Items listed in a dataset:
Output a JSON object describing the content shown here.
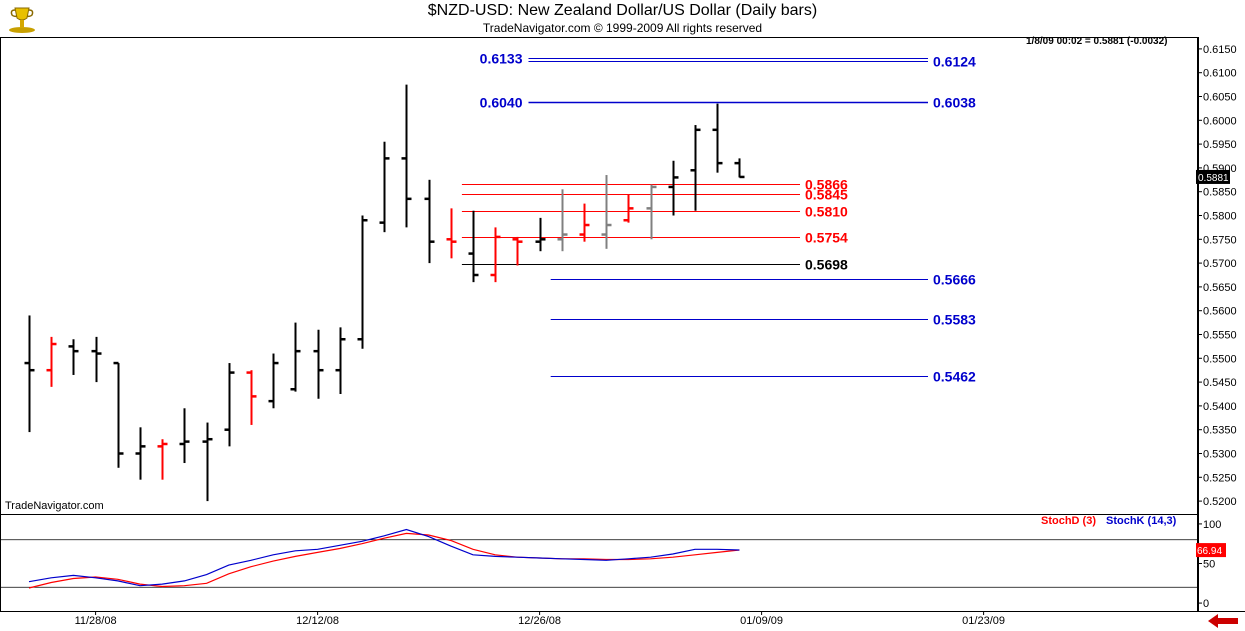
{
  "header": {
    "title": "$NZD-USD:  New Zealand Dollar/US Dollar  (Daily bars)",
    "subtitle": "TradeNavigator.com © 1999-2009 All rights reserved",
    "quote": "1/8/09 00:02 = 0.5881 (-0.0032)",
    "brand": "TradeNavigator.com",
    "logo_icon": "trophy-logo-icon"
  },
  "colors": {
    "bar_black": "#000000",
    "bar_red": "#ff0000",
    "bar_gray": "#808080",
    "level_blue": "#0000cc",
    "level_red": "#ff0000",
    "stoch_d": "#ff0000",
    "stoch_k": "#0000cc",
    "nav_arrow": "#cc0000"
  },
  "chart_data": [
    {
      "type": "ohlc",
      "title": "$NZD-USD:  New Zealand Dollar/US Dollar  (Daily bars)",
      "ylim": [
        0.5175,
        0.6175
      ],
      "y_ticks": [
        "0.6150",
        "0.6100",
        "0.6050",
        "0.6000",
        "0.5950",
        "0.5900",
        "0.5850",
        "0.5800",
        "0.5750",
        "0.5700",
        "0.5650",
        "0.5600",
        "0.5550",
        "0.5500",
        "0.5450",
        "0.5400",
        "0.5350",
        "0.5300",
        "0.5250",
        "0.5200"
      ],
      "x_ticks": [
        "11/28/08",
        "12/12/08",
        "12/26/08",
        "01/09/09",
        "01/23/09"
      ],
      "last_price_tag": "0.5881",
      "bars": [
        {
          "o": 0.549,
          "h": 0.559,
          "l": 0.5345,
          "c": 0.5475,
          "color": "black"
        },
        {
          "o": 0.5475,
          "h": 0.5545,
          "l": 0.544,
          "c": 0.553,
          "color": "red"
        },
        {
          "o": 0.5525,
          "h": 0.554,
          "l": 0.5465,
          "c": 0.5515,
          "color": "black"
        },
        {
          "o": 0.5515,
          "h": 0.5545,
          "l": 0.545,
          "c": 0.551,
          "color": "black"
        },
        {
          "o": 0.549,
          "h": 0.549,
          "l": 0.527,
          "c": 0.53,
          "color": "black"
        },
        {
          "o": 0.53,
          "h": 0.5355,
          "l": 0.5245,
          "c": 0.5315,
          "color": "black"
        },
        {
          "o": 0.5315,
          "h": 0.533,
          "l": 0.5245,
          "c": 0.532,
          "color": "red"
        },
        {
          "o": 0.532,
          "h": 0.5395,
          "l": 0.528,
          "c": 0.5325,
          "color": "black"
        },
        {
          "o": 0.5325,
          "h": 0.5365,
          "l": 0.52,
          "c": 0.533,
          "color": "black"
        },
        {
          "o": 0.535,
          "h": 0.549,
          "l": 0.5315,
          "c": 0.547,
          "color": "black"
        },
        {
          "o": 0.547,
          "h": 0.5475,
          "l": 0.536,
          "c": 0.542,
          "color": "red"
        },
        {
          "o": 0.541,
          "h": 0.551,
          "l": 0.5395,
          "c": 0.549,
          "color": "black"
        },
        {
          "o": 0.5435,
          "h": 0.5575,
          "l": 0.543,
          "c": 0.5515,
          "color": "black"
        },
        {
          "o": 0.5515,
          "h": 0.556,
          "l": 0.5415,
          "c": 0.5475,
          "color": "black"
        },
        {
          "o": 0.5475,
          "h": 0.5565,
          "l": 0.5425,
          "c": 0.554,
          "color": "black"
        },
        {
          "o": 0.554,
          "h": 0.58,
          "l": 0.552,
          "c": 0.579,
          "color": "black"
        },
        {
          "o": 0.5785,
          "h": 0.5955,
          "l": 0.5765,
          "c": 0.592,
          "color": "black"
        },
        {
          "o": 0.592,
          "h": 0.6075,
          "l": 0.5775,
          "c": 0.5835,
          "color": "black"
        },
        {
          "o": 0.5835,
          "h": 0.5875,
          "l": 0.57,
          "c": 0.5745,
          "color": "black"
        },
        {
          "o": 0.575,
          "h": 0.5815,
          "l": 0.571,
          "c": 0.5745,
          "color": "red"
        },
        {
          "o": 0.572,
          "h": 0.581,
          "l": 0.566,
          "c": 0.5675,
          "color": "black"
        },
        {
          "o": 0.5675,
          "h": 0.5775,
          "l": 0.566,
          "c": 0.5755,
          "color": "red"
        },
        {
          "o": 0.575,
          "h": 0.5755,
          "l": 0.5695,
          "c": 0.5745,
          "color": "red"
        },
        {
          "o": 0.5745,
          "h": 0.5795,
          "l": 0.5725,
          "c": 0.575,
          "color": "black"
        },
        {
          "o": 0.575,
          "h": 0.5855,
          "l": 0.5725,
          "c": 0.576,
          "color": "gray"
        },
        {
          "o": 0.576,
          "h": 0.5825,
          "l": 0.5745,
          "c": 0.578,
          "color": "red"
        },
        {
          "o": 0.576,
          "h": 0.5885,
          "l": 0.573,
          "c": 0.578,
          "color": "gray"
        },
        {
          "o": 0.579,
          "h": 0.5845,
          "l": 0.5785,
          "c": 0.5815,
          "color": "red"
        },
        {
          "o": 0.5815,
          "h": 0.5865,
          "l": 0.575,
          "c": 0.586,
          "color": "gray"
        },
        {
          "o": 0.586,
          "h": 0.5915,
          "l": 0.58,
          "c": 0.588,
          "color": "black"
        },
        {
          "o": 0.5895,
          "h": 0.599,
          "l": 0.581,
          "c": 0.598,
          "color": "black"
        },
        {
          "o": 0.598,
          "h": 0.6035,
          "l": 0.589,
          "c": 0.591,
          "color": "black"
        },
        {
          "o": 0.591,
          "h": 0.592,
          "l": 0.588,
          "c": 0.5881,
          "color": "black"
        }
      ],
      "levels": [
        {
          "value": 0.61315,
          "left_label": "0.6133",
          "right_label": "",
          "color": "blue",
          "x_start_bar": 22.5,
          "x_end": "right"
        },
        {
          "value": 0.61255,
          "left_label": "",
          "right_label": "0.6124",
          "color": "blue",
          "x_start_bar": 22.5,
          "x_end": "right"
        },
        {
          "value": 0.6039,
          "left_label": "0.6040",
          "right_label": "0.6038",
          "color": "blue",
          "x_start_bar": 22.5,
          "x_end": "right"
        },
        {
          "value": 0.5866,
          "left_label": "",
          "right_label": "0.5866",
          "color": "red",
          "x_start_bar": 19.5,
          "x_end": "mid"
        },
        {
          "value": 0.5845,
          "left_label": "",
          "right_label": "0.5845",
          "color": "red",
          "x_start_bar": 19.5,
          "x_end": "mid"
        },
        {
          "value": 0.581,
          "left_label": "",
          "right_label": "0.5810",
          "color": "red",
          "x_start_bar": 19.5,
          "x_end": "mid"
        },
        {
          "value": 0.5754,
          "left_label": "",
          "right_label": "0.5754",
          "color": "red",
          "x_start_bar": 19.5,
          "x_end": "mid"
        },
        {
          "value": 0.5698,
          "left_label": "",
          "right_label": "0.5698",
          "color": "black",
          "x_start_bar": 19.5,
          "x_end": "mid"
        },
        {
          "value": 0.5666,
          "left_label": "",
          "right_label": "0.5666",
          "color": "blue",
          "x_start_bar": 23.5,
          "x_end": "right"
        },
        {
          "value": 0.5583,
          "left_label": "",
          "right_label": "0.5583",
          "color": "blue",
          "x_start_bar": 23.5,
          "x_end": "right"
        },
        {
          "value": 0.5462,
          "left_label": "",
          "right_label": "0.5462",
          "color": "blue",
          "x_start_bar": 23.5,
          "x_end": "right"
        }
      ]
    },
    {
      "type": "line",
      "ylim": [
        -10,
        110
      ],
      "y_ticks": [
        "100",
        "50",
        "0"
      ],
      "ref_lines": [
        80,
        20
      ],
      "last_value_tag": "66.94",
      "series": [
        {
          "name": "StochD (3)",
          "color": "red",
          "values": [
            19,
            26,
            31,
            33,
            30,
            24,
            21,
            22,
            25,
            37,
            46,
            53,
            59,
            64,
            69,
            75,
            82,
            88,
            86,
            79,
            68,
            61,
            58,
            57,
            56,
            56,
            55,
            55,
            56,
            58,
            61,
            64,
            67
          ]
        },
        {
          "name": "StochK (14,3)",
          "color": "blue",
          "values": [
            27,
            32,
            35,
            32,
            28,
            22,
            24,
            28,
            36,
            48,
            54,
            61,
            66,
            68,
            73,
            78,
            85,
            93,
            84,
            72,
            61,
            59,
            58,
            57,
            56,
            55,
            54,
            56,
            58,
            62,
            68,
            68,
            67
          ]
        }
      ],
      "legend_position": "top-right"
    }
  ]
}
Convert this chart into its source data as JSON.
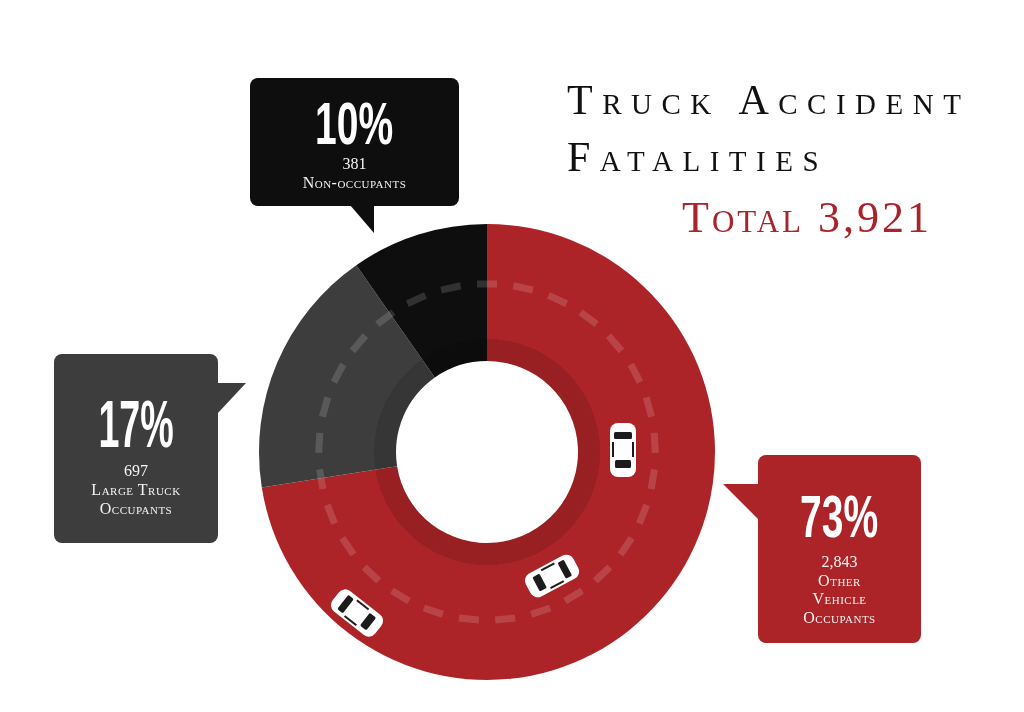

Written instruction: Find the lines above that include the string "TradeNavigator" and copy them.

Response to this task:
    "subtitle": "TradeNavigator.com © 1999-2009 All rights reserved",
    "brand": "TradeNavigator.com",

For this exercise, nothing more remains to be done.